AIM.
Rewrite every line of the records below, substituting "date-label" for each "x-tick-label" and keeping everything else the same. Leave the pictures out of your answer.

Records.
---
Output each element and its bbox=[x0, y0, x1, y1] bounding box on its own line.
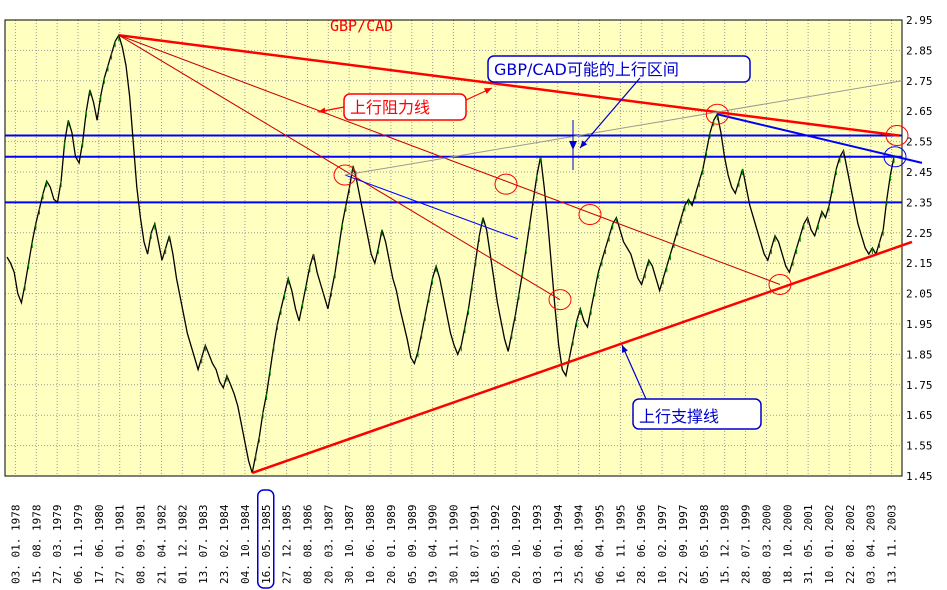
x-tick-label: 04. 10. 1984 bbox=[239, 504, 252, 584]
x-tick-label: 13. 11. 2003 bbox=[886, 505, 899, 584]
x-tick-label: 23. 02. 1984 bbox=[218, 504, 231, 584]
resistance-label: 上行阻力线 bbox=[343, 93, 467, 121]
x-tick-label: 27. 03. 1979 bbox=[51, 505, 64, 584]
price-series bbox=[6, 33, 895, 474]
x-tick-label: 22. 08. 2002 bbox=[844, 505, 857, 584]
x-tick-label: 25. 08. 1994 bbox=[573, 504, 586, 584]
peak-marker-1987 bbox=[333, 164, 357, 186]
x-tick-label: 08. 09. 1981 bbox=[135, 505, 148, 584]
x-tick-label: 05. 03. 1992 bbox=[489, 505, 502, 584]
x-tick-label: 13. 01. 1994 bbox=[552, 504, 565, 584]
y-axis: 2.95 2.85 2.75 2.65 2.55 2.45 2.35 2.25 2.15 2.05… bbox=[906, 14, 933, 483]
y-tick-label: 2.35 bbox=[906, 196, 933, 209]
blue-line-end-marker bbox=[883, 146, 907, 168]
trend-lines bbox=[118, 33, 923, 475]
resistance-arrow-right-head bbox=[484, 88, 492, 94]
y-tick-label: 2.25 bbox=[906, 227, 933, 240]
thin-red-trend-line bbox=[118, 34, 561, 301]
x-tick-label: 03. 06. 1993 bbox=[531, 505, 544, 584]
x-tick-label: 20. 10. 1992 bbox=[510, 505, 523, 584]
x-tick-label: 20. 01. 1989 bbox=[385, 505, 398, 584]
range-marker-arrow-down bbox=[569, 141, 577, 150]
y-tick-label: 2.45 bbox=[906, 166, 933, 179]
resistance-arrow-left-head bbox=[318, 107, 326, 114]
turning-point-markers bbox=[333, 103, 909, 311]
y-tick-label: 1.65 bbox=[906, 409, 933, 422]
x-tick-label: 19. 04. 1990 bbox=[427, 505, 440, 584]
x-tick-label: 03. 04. 2003 bbox=[865, 505, 878, 584]
y-tick-label: 2.85 bbox=[906, 44, 933, 57]
y-tick-label: 1.95 bbox=[906, 318, 933, 331]
x-tick-label: 27. 12. 1985 bbox=[281, 505, 294, 584]
x-tick-label: 03. 01. 1978 bbox=[9, 505, 22, 584]
plot-frame bbox=[4, 19, 903, 477]
x-tick-label: 20. 03. 1987 bbox=[322, 505, 335, 584]
x-tick-label: 30. 11. 1990 bbox=[448, 505, 461, 584]
x-tick-label: 16. 11. 1995 bbox=[614, 505, 627, 584]
x-tick-label: 13. 07. 1983 bbox=[197, 505, 210, 584]
support-arrow-head bbox=[622, 345, 628, 353]
y-tick-label: 1.85 bbox=[906, 348, 933, 361]
x-tick-label: 10. 01. 2002 bbox=[823, 505, 836, 584]
x-tick-label: 30. 10. 1987 bbox=[343, 505, 356, 584]
thin-red-trend-line bbox=[118, 34, 781, 285]
support-label: 上行支撑线 bbox=[632, 398, 762, 430]
support-label-box bbox=[632, 398, 762, 430]
low-marker-2000 bbox=[768, 273, 792, 295]
x-tick-label: 10. 02. 1997 bbox=[656, 505, 669, 584]
x-tick-label: 15. 08. 1978 bbox=[30, 505, 43, 584]
highlighted-date-box bbox=[257, 489, 275, 589]
peak-marker-1992 bbox=[494, 173, 518, 195]
y-tick-label: 2.65 bbox=[906, 105, 933, 118]
y-tick-label: 1.75 bbox=[906, 379, 933, 392]
support-arrow bbox=[621, 344, 647, 400]
peak-marker-1995 bbox=[578, 204, 602, 226]
x-tick-label: 08. 08. 1986 bbox=[301, 505, 314, 584]
x-tick-label: 10. 06. 1988 bbox=[364, 505, 377, 584]
x-tick-label: 21. 04. 1982 bbox=[155, 505, 168, 584]
resistance-label-text: 上行阻力线 bbox=[350, 98, 430, 117]
x-tick-label: 18. 10. 2000 bbox=[781, 505, 794, 584]
y-tick-label: 1.55 bbox=[906, 440, 933, 453]
x-tick-label: 27. 01. 1981 bbox=[114, 505, 127, 584]
peak-marker-1998 bbox=[705, 103, 729, 125]
y-tick-label: 2.05 bbox=[906, 288, 933, 301]
x-tick-label: 31. 05. 2001 bbox=[802, 505, 815, 584]
x-tick-label: 05. 09. 1989 bbox=[406, 505, 419, 584]
x-tick-label: 17. 06. 1980 bbox=[93, 505, 106, 584]
y-tick-label: 1.45 bbox=[906, 470, 933, 483]
thin-gray-trend-line bbox=[344, 80, 903, 176]
y-tick-label: 2.95 bbox=[906, 14, 933, 27]
x-tick-label: 18. 07. 1991 bbox=[468, 505, 481, 584]
upper-range-label-text: GBP/CAD可能的上行区间 bbox=[494, 60, 679, 79]
thin-blue-trend-line bbox=[344, 174, 519, 240]
blue-resistance-line bbox=[717, 113, 923, 164]
resistance-end-marker bbox=[885, 125, 909, 147]
upper-range-label: GBP/CAD可能的上行区间 bbox=[487, 55, 751, 83]
y-tick-label: 2.75 bbox=[906, 75, 933, 88]
y-tick-label: 2.15 bbox=[906, 257, 933, 270]
x-tick-label: 06. 04. 1995 bbox=[594, 505, 607, 584]
upper-range-arrow-head bbox=[580, 140, 588, 148]
x-tick-label: 05. 05. 1998 bbox=[698, 505, 711, 584]
x-tick-label: 22. 09. 1997 bbox=[677, 505, 690, 584]
x-tick-label: 01. 12. 1982 bbox=[176, 505, 189, 584]
support-label-text: 上行支撑线 bbox=[639, 407, 719, 426]
x-tick-label: 28. 07. 1999 bbox=[740, 505, 753, 584]
chart-title: GBP/CAD bbox=[330, 17, 393, 35]
x-tick-label: 16. 05. 1985 bbox=[260, 505, 273, 584]
x-tick-label: 06. 11. 1979 bbox=[72, 505, 85, 584]
support-line bbox=[251, 240, 913, 475]
x-tick-label: 28. 06. 1996 bbox=[635, 505, 648, 584]
upper-range-arrow bbox=[579, 77, 641, 149]
x-tick-label: 08. 03. 2000 bbox=[760, 505, 773, 584]
low-marker-1994 bbox=[548, 289, 572, 311]
upper-range-label-box bbox=[487, 55, 751, 83]
y-tick-label: 2.55 bbox=[906, 136, 933, 149]
x-axis: 03. 01. 1978 15. 08. 1978 27. 03. 1979 06. … bbox=[9, 489, 899, 589]
resistance-line bbox=[118, 33, 900, 137]
x-tick-label: 15. 12. 1998 bbox=[719, 505, 732, 584]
---
OUTPUT OF THE EXERCISE.
Output each element and its bbox=[x0, y0, x1, y1] bounding box on its own line.
date-label: 04. 10. 1984 bbox=[239, 504, 252, 584]
date-label: 13. 11. 2003 bbox=[886, 505, 899, 584]
date-label: 23. 02. 1984 bbox=[218, 504, 231, 584]
resistance-label: 上行阻力线 bbox=[343, 93, 467, 121]
date-label: 27. 03. 1979 bbox=[51, 505, 64, 584]
price-series bbox=[6, 33, 895, 474]
date-label: 22. 08. 2002 bbox=[844, 505, 857, 584]
date-label: 25. 08. 1994 bbox=[573, 504, 586, 584]
peak-marker-1987 bbox=[333, 164, 357, 186]
date-label: 08. 09. 1981 bbox=[135, 505, 148, 584]
date-label: 05. 03. 1992 bbox=[489, 505, 502, 584]
date-label: 13. 01. 1994 bbox=[552, 504, 565, 584]
y-axis: 2.95 2.85 2.75 2.65 2.55 2.45 2.35 2.25 2.15 2.05… bbox=[906, 14, 933, 483]
y-tick-label: 2.35 bbox=[906, 196, 933, 209]
blue-line-end-marker bbox=[883, 146, 907, 168]
trend-lines bbox=[118, 33, 923, 475]
resistance-arrow-right-head bbox=[484, 88, 492, 94]
y-tick-label: 2.25 bbox=[906, 227, 933, 240]
thin-red-trend-line bbox=[118, 34, 561, 301]
date-label: 03. 06. 1993 bbox=[531, 505, 544, 584]
date-label: 20. 10. 1992 bbox=[510, 505, 523, 584]
date-label: 20. 01. 1989 bbox=[385, 505, 398, 584]
range-marker-arrow-down bbox=[569, 141, 577, 150]
y-tick-label: 2.45 bbox=[906, 166, 933, 179]
resistance-arrow-left-head bbox=[318, 107, 326, 114]
turning-point-markers bbox=[333, 103, 909, 311]
y-tick-label: 1.65 bbox=[906, 409, 933, 422]
date-label: 19. 04. 1990 bbox=[427, 505, 440, 584]
date-label: 03. 04. 2003 bbox=[865, 505, 878, 584]
y-tick-label: 2.85 bbox=[906, 44, 933, 57]
y-tick-label: 1.95 bbox=[906, 318, 933, 331]
date-label: 27. 12. 1985 bbox=[281, 505, 294, 584]
date-label: 03. 01. 1978 bbox=[9, 505, 22, 584]
plot-frame bbox=[4, 19, 903, 477]
date-label: 20. 03. 1987 bbox=[322, 505, 335, 584]
date-label: 30. 11. 1990 bbox=[448, 505, 461, 584]
date-label: 16. 11. 1995 bbox=[614, 505, 627, 584]
date-label: 13. 07. 1983 bbox=[197, 505, 210, 584]
support-arrow-head bbox=[622, 345, 628, 353]
y-tick-label: 1.85 bbox=[906, 348, 933, 361]
date-label: 10. 01. 2002 bbox=[823, 505, 836, 584]
date-label: 30. 10. 1987 bbox=[343, 505, 356, 584]
thin-red-trend-line bbox=[118, 34, 781, 285]
support-label: 上行支撑线 bbox=[632, 398, 762, 430]
support-label-box bbox=[632, 398, 762, 430]
low-marker-2000 bbox=[768, 273, 792, 295]
date-label: 10. 02. 1997 bbox=[656, 505, 669, 584]
date-label: 15. 08. 1978 bbox=[30, 505, 43, 584]
highlighted-date-box bbox=[257, 489, 275, 589]
peak-marker-1992 bbox=[494, 173, 518, 195]
y-tick-label: 2.65 bbox=[906, 105, 933, 118]
y-tick-label: 1.75 bbox=[906, 379, 933, 392]
support-arrow bbox=[621, 344, 647, 400]
peak-marker-1995 bbox=[578, 204, 602, 226]
date-label: 08. 08. 1986 bbox=[301, 505, 314, 584]
date-label: 10. 06. 1988 bbox=[364, 505, 377, 584]
date-label: 21. 04. 1982 bbox=[155, 505, 168, 584]
resistance-label-text: 上行阻力线 bbox=[350, 98, 430, 117]
date-label: 18. 10. 2000 bbox=[781, 505, 794, 584]
y-tick-label: 1.55 bbox=[906, 440, 933, 453]
date-label: 27. 01. 1981 bbox=[114, 505, 127, 584]
peak-marker-1998 bbox=[705, 103, 729, 125]
y-tick-label: 2.05 bbox=[906, 288, 933, 301]
date-label: 31. 05. 2001 bbox=[802, 505, 815, 584]
date-label: 05. 09. 1989 bbox=[406, 505, 419, 584]
date-label: 17. 06. 1980 bbox=[93, 505, 106, 584]
y-tick-label: 1.45 bbox=[906, 470, 933, 483]
thin-gray-trend-line bbox=[344, 80, 903, 176]
y-tick-label: 2.95 bbox=[906, 14, 933, 27]
date-label: 18. 07. 1991 bbox=[468, 505, 481, 584]
upper-range-label-text: GBP/CAD可能的上行区间 bbox=[494, 60, 679, 79]
thin-blue-trend-line bbox=[344, 174, 519, 240]
blue-resistance-line bbox=[717, 113, 923, 164]
resistance-end-marker bbox=[885, 125, 909, 147]
upper-range-label: GBP/CAD可能的上行区间 bbox=[487, 55, 751, 83]
y-tick-label: 2.75 bbox=[906, 75, 933, 88]
y-tick-label: 2.15 bbox=[906, 257, 933, 270]
date-label: 06. 04. 1995 bbox=[594, 505, 607, 584]
upper-range-arrow-head bbox=[580, 140, 588, 148]
date-label: 05. 05. 1998 bbox=[698, 505, 711, 584]
date-label: 22. 09. 1997 bbox=[677, 505, 690, 584]
date-label: 01. 12. 1982 bbox=[176, 505, 189, 584]
support-label-text: 上行支撑线 bbox=[639, 407, 719, 426]
date-label: 28. 07. 1999 bbox=[740, 505, 753, 584]
chart-title: GBP/CAD bbox=[330, 17, 393, 35]
date-label: 16. 05. 1985 bbox=[260, 505, 273, 584]
date-label: 06. 11. 1979 bbox=[72, 505, 85, 584]
support-line bbox=[251, 240, 913, 475]
date-label: 28. 06. 1996 bbox=[635, 505, 648, 584]
upper-range-arrow bbox=[579, 77, 641, 149]
date-label: 08. 03. 2000 bbox=[760, 505, 773, 584]
low-marker-1994 bbox=[548, 289, 572, 311]
upper-range-label-box bbox=[487, 55, 751, 83]
y-tick-label: 2.55 bbox=[906, 136, 933, 149]
x-axis: 03. 01. 1978 15. 08. 1978 27. 03. 1979 06. … bbox=[9, 489, 899, 589]
resistance-line bbox=[118, 33, 900, 137]
date-label: 15. 12. 1998 bbox=[719, 505, 732, 584]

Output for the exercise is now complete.